Records from a data source:
● ● ● ● ● ● ●

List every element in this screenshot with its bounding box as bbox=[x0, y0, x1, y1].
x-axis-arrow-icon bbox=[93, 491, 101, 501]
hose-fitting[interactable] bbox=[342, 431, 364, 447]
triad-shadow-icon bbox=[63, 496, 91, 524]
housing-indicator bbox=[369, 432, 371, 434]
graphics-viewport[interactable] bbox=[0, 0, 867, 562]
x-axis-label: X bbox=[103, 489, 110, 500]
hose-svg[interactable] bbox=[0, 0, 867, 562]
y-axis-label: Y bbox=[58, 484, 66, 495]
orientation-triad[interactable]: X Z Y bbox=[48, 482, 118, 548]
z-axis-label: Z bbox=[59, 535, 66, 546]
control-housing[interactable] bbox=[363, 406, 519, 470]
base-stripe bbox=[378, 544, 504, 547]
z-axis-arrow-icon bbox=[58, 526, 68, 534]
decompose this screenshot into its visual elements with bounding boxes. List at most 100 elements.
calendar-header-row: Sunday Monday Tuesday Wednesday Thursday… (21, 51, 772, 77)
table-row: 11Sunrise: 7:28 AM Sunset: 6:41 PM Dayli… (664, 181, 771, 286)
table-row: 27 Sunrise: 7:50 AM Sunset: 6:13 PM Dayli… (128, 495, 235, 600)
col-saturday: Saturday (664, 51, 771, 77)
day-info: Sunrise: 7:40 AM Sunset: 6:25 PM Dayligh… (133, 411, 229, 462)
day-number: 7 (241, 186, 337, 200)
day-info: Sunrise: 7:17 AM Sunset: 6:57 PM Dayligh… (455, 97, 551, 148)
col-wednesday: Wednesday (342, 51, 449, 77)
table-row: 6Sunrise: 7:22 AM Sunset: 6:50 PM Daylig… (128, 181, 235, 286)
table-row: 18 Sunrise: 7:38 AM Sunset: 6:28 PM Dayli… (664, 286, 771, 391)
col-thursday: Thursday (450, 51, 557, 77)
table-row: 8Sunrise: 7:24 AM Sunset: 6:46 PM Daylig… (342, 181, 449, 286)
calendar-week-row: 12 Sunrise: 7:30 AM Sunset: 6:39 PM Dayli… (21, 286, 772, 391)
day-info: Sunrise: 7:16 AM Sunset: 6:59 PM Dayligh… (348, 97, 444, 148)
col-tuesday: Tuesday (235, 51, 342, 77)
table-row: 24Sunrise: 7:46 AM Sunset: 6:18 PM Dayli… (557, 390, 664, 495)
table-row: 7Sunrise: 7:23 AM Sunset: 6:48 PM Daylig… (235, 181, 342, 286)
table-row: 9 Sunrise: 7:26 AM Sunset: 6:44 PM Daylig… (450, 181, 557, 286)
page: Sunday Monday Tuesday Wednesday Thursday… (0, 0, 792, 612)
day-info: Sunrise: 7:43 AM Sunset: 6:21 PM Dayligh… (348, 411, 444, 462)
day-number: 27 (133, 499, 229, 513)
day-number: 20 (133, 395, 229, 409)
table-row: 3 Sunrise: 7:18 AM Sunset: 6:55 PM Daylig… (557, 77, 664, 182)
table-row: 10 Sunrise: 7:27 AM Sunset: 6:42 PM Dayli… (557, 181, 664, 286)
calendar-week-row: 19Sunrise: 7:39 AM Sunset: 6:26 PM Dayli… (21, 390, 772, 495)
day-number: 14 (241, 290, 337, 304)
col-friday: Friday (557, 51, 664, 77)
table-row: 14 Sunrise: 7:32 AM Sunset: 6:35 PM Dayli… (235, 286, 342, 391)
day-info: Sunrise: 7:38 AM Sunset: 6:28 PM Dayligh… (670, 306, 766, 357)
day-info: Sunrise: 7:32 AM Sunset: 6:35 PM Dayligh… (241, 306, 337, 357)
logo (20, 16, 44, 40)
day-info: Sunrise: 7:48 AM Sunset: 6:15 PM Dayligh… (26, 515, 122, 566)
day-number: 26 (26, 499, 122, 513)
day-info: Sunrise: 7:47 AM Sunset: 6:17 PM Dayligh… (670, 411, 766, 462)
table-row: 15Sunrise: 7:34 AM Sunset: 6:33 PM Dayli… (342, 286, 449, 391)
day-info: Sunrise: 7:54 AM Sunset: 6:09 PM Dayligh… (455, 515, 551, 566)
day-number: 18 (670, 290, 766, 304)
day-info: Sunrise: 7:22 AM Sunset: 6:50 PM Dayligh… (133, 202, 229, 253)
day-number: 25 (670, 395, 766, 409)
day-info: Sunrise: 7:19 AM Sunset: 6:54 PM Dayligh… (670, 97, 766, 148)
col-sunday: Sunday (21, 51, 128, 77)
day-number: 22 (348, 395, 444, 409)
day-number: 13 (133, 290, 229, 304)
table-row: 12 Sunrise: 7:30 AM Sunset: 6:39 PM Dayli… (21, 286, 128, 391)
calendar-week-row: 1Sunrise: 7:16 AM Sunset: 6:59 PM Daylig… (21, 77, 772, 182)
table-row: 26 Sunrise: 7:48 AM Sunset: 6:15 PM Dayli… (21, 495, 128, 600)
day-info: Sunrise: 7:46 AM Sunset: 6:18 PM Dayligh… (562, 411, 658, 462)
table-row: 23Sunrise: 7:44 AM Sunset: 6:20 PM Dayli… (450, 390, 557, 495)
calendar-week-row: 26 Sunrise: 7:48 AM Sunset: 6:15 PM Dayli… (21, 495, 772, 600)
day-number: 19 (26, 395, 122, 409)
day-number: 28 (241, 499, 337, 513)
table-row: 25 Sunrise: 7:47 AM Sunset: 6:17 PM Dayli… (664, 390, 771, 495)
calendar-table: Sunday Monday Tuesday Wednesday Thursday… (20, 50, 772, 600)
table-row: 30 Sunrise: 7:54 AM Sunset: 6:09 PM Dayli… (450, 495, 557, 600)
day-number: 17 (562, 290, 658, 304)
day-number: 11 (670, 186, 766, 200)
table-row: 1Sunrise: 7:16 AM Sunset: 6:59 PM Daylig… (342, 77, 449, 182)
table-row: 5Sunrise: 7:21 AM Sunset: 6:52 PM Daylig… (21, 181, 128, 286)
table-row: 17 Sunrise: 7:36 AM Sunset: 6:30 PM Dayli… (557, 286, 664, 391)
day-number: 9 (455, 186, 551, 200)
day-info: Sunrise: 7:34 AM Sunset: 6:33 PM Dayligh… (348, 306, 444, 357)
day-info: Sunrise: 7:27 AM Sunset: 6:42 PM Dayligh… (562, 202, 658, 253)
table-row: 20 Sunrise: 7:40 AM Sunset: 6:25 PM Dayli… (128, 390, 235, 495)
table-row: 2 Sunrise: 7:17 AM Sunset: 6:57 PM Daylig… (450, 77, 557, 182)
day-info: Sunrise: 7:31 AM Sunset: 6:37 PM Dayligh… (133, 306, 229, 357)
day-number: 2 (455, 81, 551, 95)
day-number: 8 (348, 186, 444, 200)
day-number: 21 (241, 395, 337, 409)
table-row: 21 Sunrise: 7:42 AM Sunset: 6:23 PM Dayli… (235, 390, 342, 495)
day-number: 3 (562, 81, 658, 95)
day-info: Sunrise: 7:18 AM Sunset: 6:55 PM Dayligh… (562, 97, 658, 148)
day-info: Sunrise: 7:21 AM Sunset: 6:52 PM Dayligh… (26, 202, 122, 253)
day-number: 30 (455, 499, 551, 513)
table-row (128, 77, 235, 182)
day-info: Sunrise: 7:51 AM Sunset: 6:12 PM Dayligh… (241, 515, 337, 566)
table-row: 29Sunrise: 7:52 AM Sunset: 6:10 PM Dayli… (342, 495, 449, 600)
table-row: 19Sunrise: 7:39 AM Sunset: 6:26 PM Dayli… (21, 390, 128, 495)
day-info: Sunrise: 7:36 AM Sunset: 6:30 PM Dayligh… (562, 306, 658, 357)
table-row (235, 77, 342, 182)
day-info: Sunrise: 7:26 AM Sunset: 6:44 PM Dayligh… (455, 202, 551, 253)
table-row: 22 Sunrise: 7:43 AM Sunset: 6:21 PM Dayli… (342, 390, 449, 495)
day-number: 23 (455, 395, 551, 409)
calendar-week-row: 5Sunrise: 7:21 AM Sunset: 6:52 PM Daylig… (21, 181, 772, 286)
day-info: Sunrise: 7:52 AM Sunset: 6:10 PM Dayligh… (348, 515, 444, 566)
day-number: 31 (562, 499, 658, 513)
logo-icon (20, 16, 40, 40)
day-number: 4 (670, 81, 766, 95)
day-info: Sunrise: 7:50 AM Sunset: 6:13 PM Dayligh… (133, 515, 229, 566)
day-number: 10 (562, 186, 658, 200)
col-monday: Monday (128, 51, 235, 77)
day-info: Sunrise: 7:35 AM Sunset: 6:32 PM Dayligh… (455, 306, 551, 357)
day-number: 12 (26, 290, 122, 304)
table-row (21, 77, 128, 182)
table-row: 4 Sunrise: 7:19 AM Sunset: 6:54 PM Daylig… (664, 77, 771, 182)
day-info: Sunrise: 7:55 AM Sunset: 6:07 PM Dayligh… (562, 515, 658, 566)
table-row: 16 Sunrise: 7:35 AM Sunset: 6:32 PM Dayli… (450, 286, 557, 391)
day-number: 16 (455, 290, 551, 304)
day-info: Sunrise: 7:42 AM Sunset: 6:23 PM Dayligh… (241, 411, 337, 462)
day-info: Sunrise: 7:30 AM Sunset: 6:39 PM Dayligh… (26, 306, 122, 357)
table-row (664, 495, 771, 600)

● ● ● ● ● ● ●

* _GIVEN TASK_
Reproduce the records from the first line through the line containing "day-number: 7 (241, 186, 337, 200)", inclusive, with "control-housing" changed to "control-panel" and everything else unchanged.

* _TASK SOLUTION_
List every element in this screenshot with its bounding box as bbox=[x0, y0, x1, y1].
x-axis-arrow-icon bbox=[93, 491, 101, 501]
hose-fitting[interactable] bbox=[342, 431, 364, 447]
triad-shadow-icon bbox=[63, 496, 91, 524]
housing-indicator bbox=[369, 432, 371, 434]
graphics-viewport[interactable] bbox=[0, 0, 867, 562]
x-axis-label: X bbox=[103, 489, 110, 500]
hose-svg[interactable] bbox=[0, 0, 867, 562]
y-axis-label: Y bbox=[58, 484, 66, 495]
orientation-triad[interactable]: X Z Y bbox=[48, 482, 118, 548]
z-axis-label: Z bbox=[59, 535, 66, 546]
control-panel[interactable] bbox=[363, 406, 519, 470]
base-stripe bbox=[378, 544, 504, 547]
z-axis-arrow-icon bbox=[58, 526, 68, 534]
decompose this screenshot into its visual elements with bounding boxes. List at most 100 elements.
calendar-header-row: Sunday Monday Tuesday Wednesday Thursday… (21, 51, 772, 77)
table-row: 11Sunrise: 7:28 AM Sunset: 6:41 PM Dayli… (664, 181, 771, 286)
table-row: 27 Sunrise: 7:50 AM Sunset: 6:13 PM Dayli… (128, 495, 235, 600)
col-saturday: Saturday (664, 51, 771, 77)
day-info: Sunrise: 7:40 AM Sunset: 6:25 PM Dayligh… (133, 411, 229, 462)
day-number: 7 (241, 186, 337, 200)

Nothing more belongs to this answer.